+++ Supplied data +++
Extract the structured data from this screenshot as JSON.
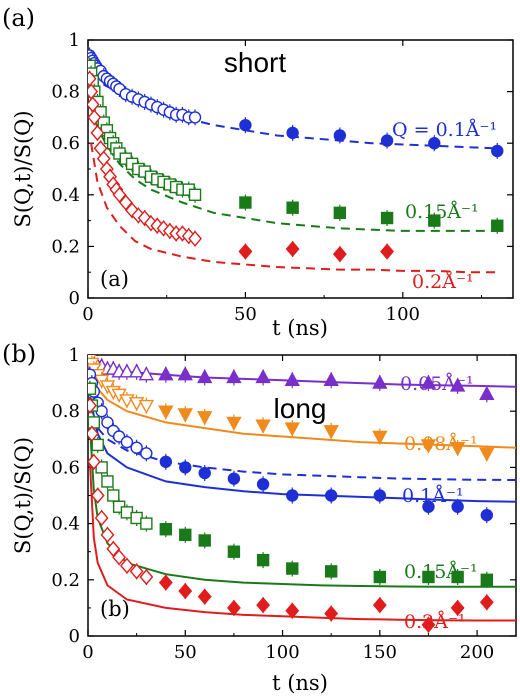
{
  "chart_data": [
    {
      "type": "scatter",
      "panel_tag": "(a)",
      "inner_tag": "(a)",
      "title": "short",
      "xlabel": "t (ns)",
      "ylabel": "S(Q,t)/S(Q)",
      "xlim": [
        0,
        135
      ],
      "ylim": [
        0,
        1
      ],
      "xticks": [
        0,
        50,
        100
      ],
      "yticks": [
        0,
        0.2,
        0.4,
        0.6,
        0.8,
        1
      ],
      "grid": false,
      "series": [
        {
          "name": "Q = 0.1Å⁻¹",
          "color": "#1f2fd6",
          "marker": "circle",
          "x": [
            0.5,
            1,
            1.5,
            2,
            2.5,
            3,
            4,
            5,
            6,
            7,
            8,
            9,
            10,
            12,
            14,
            16,
            18,
            20,
            22,
            24,
            26,
            28,
            30,
            32,
            34,
            50,
            65,
            80,
            95,
            110,
            130
          ],
          "y": [
            0.94,
            0.93,
            0.92,
            0.91,
            0.9,
            0.89,
            0.88,
            0.86,
            0.85,
            0.84,
            0.83,
            0.82,
            0.81,
            0.79,
            0.78,
            0.77,
            0.76,
            0.75,
            0.74,
            0.73,
            0.72,
            0.71,
            0.71,
            0.7,
            0.7,
            0.67,
            0.64,
            0.63,
            0.61,
            0.6,
            0.57
          ],
          "fit": {
            "style": "dashed",
            "x": [
              1,
              3,
              6,
              10,
              15,
              20,
              30,
              40,
              50,
              60,
              70,
              80,
              90,
              100,
              110,
              120,
              130
            ],
            "y": [
              0.86,
              0.84,
              0.82,
              0.8,
              0.77,
              0.74,
              0.7,
              0.67,
              0.65,
              0.63,
              0.62,
              0.61,
              0.6,
              0.595,
              0.59,
              0.585,
              0.58
            ]
          }
        },
        {
          "name": "0.15Å⁻¹",
          "color": "#1a7a1a",
          "marker": "square",
          "x": [
            0.5,
            1,
            1.5,
            2,
            3,
            4,
            5,
            6,
            7,
            8,
            9,
            10,
            12,
            14,
            16,
            18,
            20,
            22,
            24,
            26,
            28,
            30,
            32,
            34,
            50,
            65,
            80,
            95,
            110,
            130
          ],
          "y": [
            0.9,
            0.87,
            0.84,
            0.8,
            0.76,
            0.72,
            0.68,
            0.65,
            0.62,
            0.6,
            0.58,
            0.56,
            0.54,
            0.52,
            0.5,
            0.49,
            0.47,
            0.46,
            0.45,
            0.44,
            0.43,
            0.42,
            0.42,
            0.4,
            0.37,
            0.35,
            0.33,
            0.31,
            0.3,
            0.28
          ],
          "fit": {
            "style": "dashed",
            "x": [
              1,
              3,
              6,
              10,
              15,
              20,
              30,
              40,
              50,
              60,
              70,
              80,
              90,
              100,
              110,
              120,
              130
            ],
            "y": [
              0.74,
              0.66,
              0.59,
              0.52,
              0.46,
              0.42,
              0.37,
              0.33,
              0.31,
              0.29,
              0.28,
              0.27,
              0.265,
              0.26,
              0.26,
              0.26,
              0.26
            ]
          }
        },
        {
          "name": "0.2Å⁻¹",
          "color": "#e01c1c",
          "marker": "diamond",
          "x": [
            0.5,
            1,
            1.5,
            2,
            3,
            4,
            5,
            6,
            7,
            8,
            9,
            10,
            12,
            14,
            16,
            18,
            20,
            22,
            24,
            26,
            28,
            30,
            32,
            34,
            50,
            65,
            80,
            95
          ],
          "y": [
            0.85,
            0.8,
            0.75,
            0.7,
            0.64,
            0.58,
            0.54,
            0.5,
            0.47,
            0.44,
            0.42,
            0.4,
            0.37,
            0.34,
            0.32,
            0.31,
            0.29,
            0.28,
            0.27,
            0.26,
            0.25,
            0.25,
            0.24,
            0.23,
            0.18,
            0.19,
            0.17,
            0.18
          ],
          "fit": {
            "style": "dashed",
            "x": [
              1,
              3,
              6,
              10,
              15,
              20,
              30,
              40,
              50,
              60,
              70,
              80,
              90,
              100,
              110,
              120,
              130
            ],
            "y": [
              0.6,
              0.45,
              0.35,
              0.28,
              0.22,
              0.19,
              0.16,
              0.14,
              0.13,
              0.12,
              0.115,
              0.11,
              0.11,
              0.105,
              0.105,
              0.1,
              0.1
            ]
          }
        }
      ]
    },
    {
      "type": "scatter",
      "panel_tag": "(b)",
      "inner_tag": "(b)",
      "title": "long",
      "xlabel": "t (ns)",
      "ylabel": "S(Q,t)/S(Q)",
      "xlim": [
        0,
        220
      ],
      "ylim": [
        0,
        1
      ],
      "xticks": [
        0,
        50,
        100,
        150,
        200
      ],
      "yticks": [
        0,
        0.2,
        0.4,
        0.6,
        0.8,
        1
      ],
      "grid": false,
      "series": [
        {
          "name": "0.05Å⁻¹",
          "color": "#7b2fc9",
          "marker": "triangle-up",
          "x": [
            1,
            2,
            3,
            5,
            7,
            10,
            13,
            16,
            20,
            25,
            30,
            40,
            50,
            60,
            75,
            90,
            105,
            125,
            150,
            175,
            190,
            205
          ],
          "y": [
            0.99,
            0.98,
            0.97,
            0.96,
            0.96,
            0.95,
            0.95,
            0.94,
            0.94,
            0.94,
            0.93,
            0.93,
            0.93,
            0.92,
            0.92,
            0.92,
            0.91,
            0.91,
            0.9,
            0.9,
            0.89,
            0.86
          ],
          "fit": {
            "style": "solid",
            "x": [
              1,
              5,
              10,
              20,
              40,
              60,
              80,
              100,
              120,
              140,
              160,
              180,
              200,
              220
            ],
            "y": [
              0.98,
              0.96,
              0.95,
              0.94,
              0.93,
              0.92,
              0.915,
              0.91,
              0.905,
              0.9,
              0.895,
              0.892,
              0.89,
              0.887
            ]
          }
        },
        {
          "name": "0.08Å⁻¹",
          "color": "#f08a1c",
          "marker": "triangle-down",
          "x": [
            1,
            2,
            3,
            5,
            7,
            10,
            13,
            16,
            20,
            25,
            30,
            40,
            50,
            60,
            75,
            90,
            105,
            125,
            150,
            175,
            190,
            205
          ],
          "y": [
            0.99,
            0.97,
            0.95,
            0.93,
            0.91,
            0.89,
            0.87,
            0.86,
            0.84,
            0.83,
            0.82,
            0.8,
            0.79,
            0.78,
            0.76,
            0.75,
            0.74,
            0.73,
            0.71,
            0.68,
            0.67,
            0.65
          ],
          "fit": {
            "style": "solid",
            "x": [
              1,
              5,
              10,
              20,
              40,
              60,
              80,
              100,
              120,
              140,
              160,
              180,
              200,
              220
            ],
            "y": [
              0.95,
              0.88,
              0.84,
              0.8,
              0.76,
              0.74,
              0.72,
              0.71,
              0.7,
              0.69,
              0.685,
              0.68,
              0.675,
              0.67
            ]
          }
        },
        {
          "name": "0.1Å⁻¹",
          "color": "#1f2fd6",
          "marker": "circle",
          "x": [
            1,
            2,
            3,
            5,
            7,
            10,
            13,
            16,
            20,
            25,
            30,
            40,
            50,
            60,
            75,
            90,
            105,
            125,
            150,
            175,
            190,
            205
          ],
          "y": [
            0.93,
            0.9,
            0.87,
            0.83,
            0.8,
            0.76,
            0.73,
            0.71,
            0.69,
            0.67,
            0.65,
            0.62,
            0.6,
            0.58,
            0.56,
            0.54,
            0.5,
            0.5,
            0.5,
            0.46,
            0.46,
            0.43
          ],
          "fit": {
            "style": "solid",
            "x": [
              1,
              5,
              10,
              20,
              40,
              60,
              80,
              100,
              120,
              140,
              160,
              180,
              200,
              220
            ],
            "y": [
              0.85,
              0.72,
              0.65,
              0.6,
              0.55,
              0.53,
              0.515,
              0.505,
              0.5,
              0.495,
              0.49,
              0.485,
              0.48,
              0.478
            ]
          },
          "fit2": {
            "style": "dashed",
            "x": [
              5,
              10,
              20,
              40,
              60,
              80,
              100,
              120,
              140,
              160,
              180,
              200,
              220
            ],
            "y": [
              0.74,
              0.7,
              0.66,
              0.62,
              0.6,
              0.585,
              0.575,
              0.57,
              0.565,
              0.56,
              0.558,
              0.556,
              0.555
            ]
          }
        },
        {
          "name": "0.15Å⁻¹",
          "color": "#1a7a1a",
          "marker": "square",
          "x": [
            1,
            2,
            3,
            5,
            7,
            10,
            13,
            16,
            20,
            25,
            30,
            40,
            50,
            60,
            75,
            90,
            105,
            125,
            150,
            175,
            190,
            205
          ],
          "y": [
            0.88,
            0.82,
            0.76,
            0.68,
            0.6,
            0.55,
            0.5,
            0.46,
            0.44,
            0.42,
            0.4,
            0.38,
            0.36,
            0.34,
            0.3,
            0.27,
            0.24,
            0.23,
            0.21,
            0.21,
            0.21,
            0.2
          ],
          "fit": {
            "style": "solid",
            "x": [
              1,
              3,
              5,
              10,
              20,
              40,
              60,
              80,
              100,
              120,
              140,
              160,
              180,
              200,
              220
            ],
            "y": [
              0.75,
              0.52,
              0.42,
              0.33,
              0.26,
              0.22,
              0.2,
              0.19,
              0.185,
              0.18,
              0.178,
              0.176,
              0.175,
              0.175,
              0.175
            ]
          }
        },
        {
          "name": "0.2Å⁻¹",
          "color": "#e01c1c",
          "marker": "diamond",
          "x": [
            1,
            2,
            3,
            5,
            7,
            10,
            13,
            16,
            20,
            25,
            30,
            40,
            50,
            60,
            75,
            90,
            105,
            125,
            150,
            175,
            190,
            205
          ],
          "y": [
            0.82,
            0.72,
            0.62,
            0.5,
            0.42,
            0.36,
            0.31,
            0.28,
            0.25,
            0.23,
            0.21,
            0.19,
            0.16,
            0.14,
            0.1,
            0.11,
            0.09,
            0.08,
            0.11,
            0.04,
            0.1,
            0.12
          ],
          "fit": {
            "style": "solid",
            "x": [
              1,
              3,
              5,
              10,
              20,
              40,
              60,
              80,
              100,
              120,
              140,
              160,
              180,
              200,
              220
            ],
            "y": [
              0.62,
              0.35,
              0.26,
              0.18,
              0.13,
              0.1,
              0.085,
              0.075,
              0.07,
              0.065,
              0.06,
              0.058,
              0.056,
              0.055,
              0.055
            ]
          }
        }
      ]
    }
  ]
}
+++
Aim of the task: Copy out every line from the data above that has "name" in it.

Correct output:
          "name": "Q = 0.1Å⁻¹",
          "name": "0.15Å⁻¹",
          "name": "0.2Å⁻¹",
          "name": "0.05Å⁻¹",
          "name": "0.08Å⁻¹",
          "name": "0.1Å⁻¹",
          "name": "0.15Å⁻¹",
          "name": "0.2Å⁻¹",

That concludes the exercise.